§ **GIVEN INFORMATION**
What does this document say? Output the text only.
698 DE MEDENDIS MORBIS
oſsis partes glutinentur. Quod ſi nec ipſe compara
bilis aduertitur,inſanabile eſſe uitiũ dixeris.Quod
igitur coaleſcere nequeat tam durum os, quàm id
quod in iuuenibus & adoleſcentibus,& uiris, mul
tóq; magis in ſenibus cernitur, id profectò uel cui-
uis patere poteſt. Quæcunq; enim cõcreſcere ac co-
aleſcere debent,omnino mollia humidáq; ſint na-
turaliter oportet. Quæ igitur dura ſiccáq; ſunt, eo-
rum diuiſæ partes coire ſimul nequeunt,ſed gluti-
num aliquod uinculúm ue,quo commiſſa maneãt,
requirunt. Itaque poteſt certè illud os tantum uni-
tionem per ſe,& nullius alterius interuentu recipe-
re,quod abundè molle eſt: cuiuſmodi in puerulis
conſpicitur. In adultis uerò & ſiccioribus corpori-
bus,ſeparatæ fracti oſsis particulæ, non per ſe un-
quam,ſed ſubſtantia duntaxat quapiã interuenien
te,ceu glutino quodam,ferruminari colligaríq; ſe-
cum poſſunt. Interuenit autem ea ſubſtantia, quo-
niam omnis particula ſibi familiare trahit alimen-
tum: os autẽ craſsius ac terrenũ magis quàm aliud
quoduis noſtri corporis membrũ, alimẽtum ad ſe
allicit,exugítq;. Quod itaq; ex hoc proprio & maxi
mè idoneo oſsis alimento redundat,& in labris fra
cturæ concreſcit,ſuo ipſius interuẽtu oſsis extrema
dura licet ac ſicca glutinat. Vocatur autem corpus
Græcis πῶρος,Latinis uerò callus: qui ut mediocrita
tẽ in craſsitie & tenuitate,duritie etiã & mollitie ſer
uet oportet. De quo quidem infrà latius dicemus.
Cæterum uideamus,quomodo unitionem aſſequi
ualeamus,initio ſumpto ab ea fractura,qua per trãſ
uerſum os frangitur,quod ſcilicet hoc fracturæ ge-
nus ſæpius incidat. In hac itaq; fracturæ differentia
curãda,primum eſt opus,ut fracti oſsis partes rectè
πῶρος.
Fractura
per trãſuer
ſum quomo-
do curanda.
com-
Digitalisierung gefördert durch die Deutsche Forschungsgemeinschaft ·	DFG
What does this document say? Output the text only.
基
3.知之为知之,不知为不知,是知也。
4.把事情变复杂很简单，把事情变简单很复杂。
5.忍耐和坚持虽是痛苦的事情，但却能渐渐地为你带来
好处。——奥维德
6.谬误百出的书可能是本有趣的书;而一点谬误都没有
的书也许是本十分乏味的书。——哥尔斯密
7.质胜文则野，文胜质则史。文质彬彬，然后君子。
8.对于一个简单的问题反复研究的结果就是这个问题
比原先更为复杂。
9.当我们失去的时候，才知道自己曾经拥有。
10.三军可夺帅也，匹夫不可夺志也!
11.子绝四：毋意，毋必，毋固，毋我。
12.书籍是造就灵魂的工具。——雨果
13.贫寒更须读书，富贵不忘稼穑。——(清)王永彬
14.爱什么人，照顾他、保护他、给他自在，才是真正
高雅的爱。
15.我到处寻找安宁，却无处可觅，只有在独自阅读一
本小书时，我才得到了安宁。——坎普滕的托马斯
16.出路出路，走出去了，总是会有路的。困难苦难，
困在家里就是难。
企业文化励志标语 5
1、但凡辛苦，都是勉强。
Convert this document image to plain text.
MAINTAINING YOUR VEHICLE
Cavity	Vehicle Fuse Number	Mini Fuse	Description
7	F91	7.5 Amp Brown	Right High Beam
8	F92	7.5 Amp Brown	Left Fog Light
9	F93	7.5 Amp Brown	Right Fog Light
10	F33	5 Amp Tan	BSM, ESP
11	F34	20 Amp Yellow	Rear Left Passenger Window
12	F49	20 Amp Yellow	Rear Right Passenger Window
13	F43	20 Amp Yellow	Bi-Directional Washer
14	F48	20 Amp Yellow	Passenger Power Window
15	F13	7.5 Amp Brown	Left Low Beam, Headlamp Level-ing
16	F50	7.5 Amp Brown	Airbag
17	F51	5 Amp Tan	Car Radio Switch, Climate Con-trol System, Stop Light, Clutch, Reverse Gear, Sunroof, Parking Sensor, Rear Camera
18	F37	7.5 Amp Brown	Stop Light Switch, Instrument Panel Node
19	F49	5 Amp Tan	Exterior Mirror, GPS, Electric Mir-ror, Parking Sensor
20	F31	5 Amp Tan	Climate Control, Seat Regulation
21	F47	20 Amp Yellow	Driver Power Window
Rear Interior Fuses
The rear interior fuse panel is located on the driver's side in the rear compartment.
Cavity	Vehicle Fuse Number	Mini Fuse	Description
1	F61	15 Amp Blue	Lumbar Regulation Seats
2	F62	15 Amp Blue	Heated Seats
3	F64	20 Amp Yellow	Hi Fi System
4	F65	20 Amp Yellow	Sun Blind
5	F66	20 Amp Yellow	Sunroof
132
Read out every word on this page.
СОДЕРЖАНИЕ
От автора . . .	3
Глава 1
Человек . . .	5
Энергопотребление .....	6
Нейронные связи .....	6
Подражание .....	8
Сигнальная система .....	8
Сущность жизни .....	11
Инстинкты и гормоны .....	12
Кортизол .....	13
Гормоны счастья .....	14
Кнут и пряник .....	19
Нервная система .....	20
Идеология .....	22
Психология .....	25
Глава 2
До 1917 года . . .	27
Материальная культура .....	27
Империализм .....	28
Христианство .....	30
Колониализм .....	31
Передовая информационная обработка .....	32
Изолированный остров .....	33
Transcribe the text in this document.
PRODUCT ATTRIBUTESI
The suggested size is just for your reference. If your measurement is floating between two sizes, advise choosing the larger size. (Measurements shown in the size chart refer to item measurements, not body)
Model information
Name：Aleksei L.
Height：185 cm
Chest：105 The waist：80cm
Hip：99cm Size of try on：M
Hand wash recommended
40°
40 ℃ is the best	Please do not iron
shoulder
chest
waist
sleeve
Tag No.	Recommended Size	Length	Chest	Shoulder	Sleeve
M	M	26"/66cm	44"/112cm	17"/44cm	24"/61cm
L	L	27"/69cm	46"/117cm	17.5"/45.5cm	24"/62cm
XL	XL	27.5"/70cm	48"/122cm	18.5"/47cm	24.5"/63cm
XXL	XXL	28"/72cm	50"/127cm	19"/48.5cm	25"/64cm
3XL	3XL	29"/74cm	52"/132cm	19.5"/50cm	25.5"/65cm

§ **WORK REQUIRED**
Pick out the lines that contain "Beam" and copy them.

§ **SOLVED PROBLEM**
7	F91	7.5 Amp Brown	Right High Beam
15	F13	7.5 Amp Brown	Left Low Beam, Headlamp Level-ing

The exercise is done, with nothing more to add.